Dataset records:
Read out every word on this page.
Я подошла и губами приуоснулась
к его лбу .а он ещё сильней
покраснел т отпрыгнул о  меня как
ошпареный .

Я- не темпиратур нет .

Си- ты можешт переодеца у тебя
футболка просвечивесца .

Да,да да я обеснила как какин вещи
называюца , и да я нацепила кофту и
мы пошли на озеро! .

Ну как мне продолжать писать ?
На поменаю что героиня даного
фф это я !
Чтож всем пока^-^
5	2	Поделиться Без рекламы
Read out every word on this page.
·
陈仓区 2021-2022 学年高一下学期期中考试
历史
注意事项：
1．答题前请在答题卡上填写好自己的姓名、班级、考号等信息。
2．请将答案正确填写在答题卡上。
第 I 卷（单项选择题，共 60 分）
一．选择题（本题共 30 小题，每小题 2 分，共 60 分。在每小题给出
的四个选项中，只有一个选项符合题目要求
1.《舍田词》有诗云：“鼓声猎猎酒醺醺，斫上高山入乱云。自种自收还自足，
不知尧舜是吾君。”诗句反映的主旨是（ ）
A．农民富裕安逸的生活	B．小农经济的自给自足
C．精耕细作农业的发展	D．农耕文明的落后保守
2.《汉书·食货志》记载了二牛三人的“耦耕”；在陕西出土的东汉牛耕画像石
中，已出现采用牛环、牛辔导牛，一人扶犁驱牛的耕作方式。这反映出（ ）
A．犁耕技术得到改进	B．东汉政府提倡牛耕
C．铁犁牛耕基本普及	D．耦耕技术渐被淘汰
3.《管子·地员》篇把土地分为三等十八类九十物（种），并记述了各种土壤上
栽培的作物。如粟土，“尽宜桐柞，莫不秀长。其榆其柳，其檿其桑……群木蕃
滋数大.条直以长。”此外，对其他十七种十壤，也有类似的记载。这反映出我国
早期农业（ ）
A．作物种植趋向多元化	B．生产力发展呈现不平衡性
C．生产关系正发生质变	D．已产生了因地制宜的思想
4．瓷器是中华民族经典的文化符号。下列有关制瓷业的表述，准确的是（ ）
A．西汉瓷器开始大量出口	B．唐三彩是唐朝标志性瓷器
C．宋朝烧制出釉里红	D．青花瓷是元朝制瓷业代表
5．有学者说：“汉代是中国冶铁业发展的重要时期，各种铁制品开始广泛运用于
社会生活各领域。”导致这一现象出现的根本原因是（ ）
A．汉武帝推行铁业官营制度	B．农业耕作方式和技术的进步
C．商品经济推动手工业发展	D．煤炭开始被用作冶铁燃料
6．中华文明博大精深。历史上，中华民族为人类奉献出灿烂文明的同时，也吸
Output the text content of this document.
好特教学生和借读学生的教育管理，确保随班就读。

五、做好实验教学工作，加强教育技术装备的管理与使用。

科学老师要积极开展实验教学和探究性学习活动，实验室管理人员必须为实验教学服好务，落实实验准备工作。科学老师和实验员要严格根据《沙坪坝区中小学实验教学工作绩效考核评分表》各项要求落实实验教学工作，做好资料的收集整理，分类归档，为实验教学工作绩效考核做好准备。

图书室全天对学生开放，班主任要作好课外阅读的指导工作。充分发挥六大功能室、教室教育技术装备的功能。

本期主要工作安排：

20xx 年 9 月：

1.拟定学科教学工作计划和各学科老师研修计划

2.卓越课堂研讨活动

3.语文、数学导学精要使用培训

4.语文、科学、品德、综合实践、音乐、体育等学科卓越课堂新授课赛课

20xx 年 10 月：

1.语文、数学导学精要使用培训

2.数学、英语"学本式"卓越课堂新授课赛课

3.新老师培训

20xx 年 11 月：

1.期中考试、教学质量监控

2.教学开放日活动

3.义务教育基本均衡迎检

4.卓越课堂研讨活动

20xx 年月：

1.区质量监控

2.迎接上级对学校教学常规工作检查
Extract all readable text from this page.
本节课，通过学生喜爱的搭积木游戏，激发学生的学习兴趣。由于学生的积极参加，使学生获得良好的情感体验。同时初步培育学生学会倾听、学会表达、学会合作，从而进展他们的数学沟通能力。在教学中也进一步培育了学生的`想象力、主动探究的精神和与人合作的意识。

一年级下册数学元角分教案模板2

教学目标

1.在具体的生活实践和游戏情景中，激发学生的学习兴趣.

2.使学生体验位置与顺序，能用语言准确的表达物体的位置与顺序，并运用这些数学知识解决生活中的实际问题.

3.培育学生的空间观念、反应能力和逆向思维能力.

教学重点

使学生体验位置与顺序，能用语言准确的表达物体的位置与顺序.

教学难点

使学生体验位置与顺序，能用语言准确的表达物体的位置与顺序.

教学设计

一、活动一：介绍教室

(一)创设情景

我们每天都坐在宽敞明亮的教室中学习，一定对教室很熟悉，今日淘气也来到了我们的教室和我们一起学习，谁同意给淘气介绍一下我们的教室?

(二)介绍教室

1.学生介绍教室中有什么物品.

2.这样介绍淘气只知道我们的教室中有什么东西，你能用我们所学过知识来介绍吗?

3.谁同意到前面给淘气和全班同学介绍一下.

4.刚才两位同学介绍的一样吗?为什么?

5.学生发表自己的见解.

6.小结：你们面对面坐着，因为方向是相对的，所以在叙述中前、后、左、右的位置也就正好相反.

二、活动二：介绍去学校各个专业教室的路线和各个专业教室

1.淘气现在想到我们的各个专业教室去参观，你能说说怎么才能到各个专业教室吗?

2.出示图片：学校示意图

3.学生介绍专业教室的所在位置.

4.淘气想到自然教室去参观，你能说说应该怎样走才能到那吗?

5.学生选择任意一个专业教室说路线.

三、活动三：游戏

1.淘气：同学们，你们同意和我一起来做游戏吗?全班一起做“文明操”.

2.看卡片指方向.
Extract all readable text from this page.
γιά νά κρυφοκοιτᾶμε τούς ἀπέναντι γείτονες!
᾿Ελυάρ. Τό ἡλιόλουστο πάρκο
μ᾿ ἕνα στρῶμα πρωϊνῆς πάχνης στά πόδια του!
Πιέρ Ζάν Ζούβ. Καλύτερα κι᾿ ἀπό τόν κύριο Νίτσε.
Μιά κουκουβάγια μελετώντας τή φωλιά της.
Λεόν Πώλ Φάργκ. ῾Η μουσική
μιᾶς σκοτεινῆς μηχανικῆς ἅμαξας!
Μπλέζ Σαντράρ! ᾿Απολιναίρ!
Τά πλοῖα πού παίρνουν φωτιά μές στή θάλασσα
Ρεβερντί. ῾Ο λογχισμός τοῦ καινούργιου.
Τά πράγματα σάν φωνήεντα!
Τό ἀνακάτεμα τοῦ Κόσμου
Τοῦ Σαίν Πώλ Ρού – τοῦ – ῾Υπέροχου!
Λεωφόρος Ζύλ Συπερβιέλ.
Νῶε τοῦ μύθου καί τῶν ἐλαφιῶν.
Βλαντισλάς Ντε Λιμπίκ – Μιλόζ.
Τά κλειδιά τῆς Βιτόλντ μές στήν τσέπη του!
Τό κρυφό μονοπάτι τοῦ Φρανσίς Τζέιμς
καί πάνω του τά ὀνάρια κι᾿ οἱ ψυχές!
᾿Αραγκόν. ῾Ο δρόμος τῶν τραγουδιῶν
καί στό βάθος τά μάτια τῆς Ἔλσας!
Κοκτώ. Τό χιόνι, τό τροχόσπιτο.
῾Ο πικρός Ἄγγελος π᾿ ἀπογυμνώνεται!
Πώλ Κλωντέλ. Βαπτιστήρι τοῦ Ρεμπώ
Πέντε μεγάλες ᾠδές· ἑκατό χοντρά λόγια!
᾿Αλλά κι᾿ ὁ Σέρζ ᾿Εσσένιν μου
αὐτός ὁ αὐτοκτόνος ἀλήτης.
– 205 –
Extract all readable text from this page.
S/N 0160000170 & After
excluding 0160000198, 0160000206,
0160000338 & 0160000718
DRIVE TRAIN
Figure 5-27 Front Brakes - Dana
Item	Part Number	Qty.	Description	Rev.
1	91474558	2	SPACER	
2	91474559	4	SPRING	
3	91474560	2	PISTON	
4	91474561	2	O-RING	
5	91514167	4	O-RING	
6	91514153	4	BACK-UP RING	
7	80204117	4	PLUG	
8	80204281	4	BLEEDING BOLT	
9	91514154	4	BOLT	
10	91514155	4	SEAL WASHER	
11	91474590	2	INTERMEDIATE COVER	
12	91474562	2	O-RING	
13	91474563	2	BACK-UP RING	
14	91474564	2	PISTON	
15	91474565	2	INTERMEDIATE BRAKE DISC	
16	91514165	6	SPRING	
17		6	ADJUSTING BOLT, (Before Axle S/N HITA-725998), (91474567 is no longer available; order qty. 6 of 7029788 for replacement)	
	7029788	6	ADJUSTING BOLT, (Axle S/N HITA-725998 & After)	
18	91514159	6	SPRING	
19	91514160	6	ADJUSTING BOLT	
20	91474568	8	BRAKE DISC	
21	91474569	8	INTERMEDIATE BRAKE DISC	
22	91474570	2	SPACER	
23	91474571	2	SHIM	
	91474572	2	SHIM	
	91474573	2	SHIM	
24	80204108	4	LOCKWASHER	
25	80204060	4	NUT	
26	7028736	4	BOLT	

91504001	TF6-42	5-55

→ Requirements
Copy out each line in the preceding records that contains "INTERMEDIATE".

→ Solution to the problem
11	91474590	2	INTERMEDIATE COVER	
15	91474565	2	INTERMEDIATE BRAKE DISC	
21	91474569	8	INTERMEDIATE BRAKE DISC	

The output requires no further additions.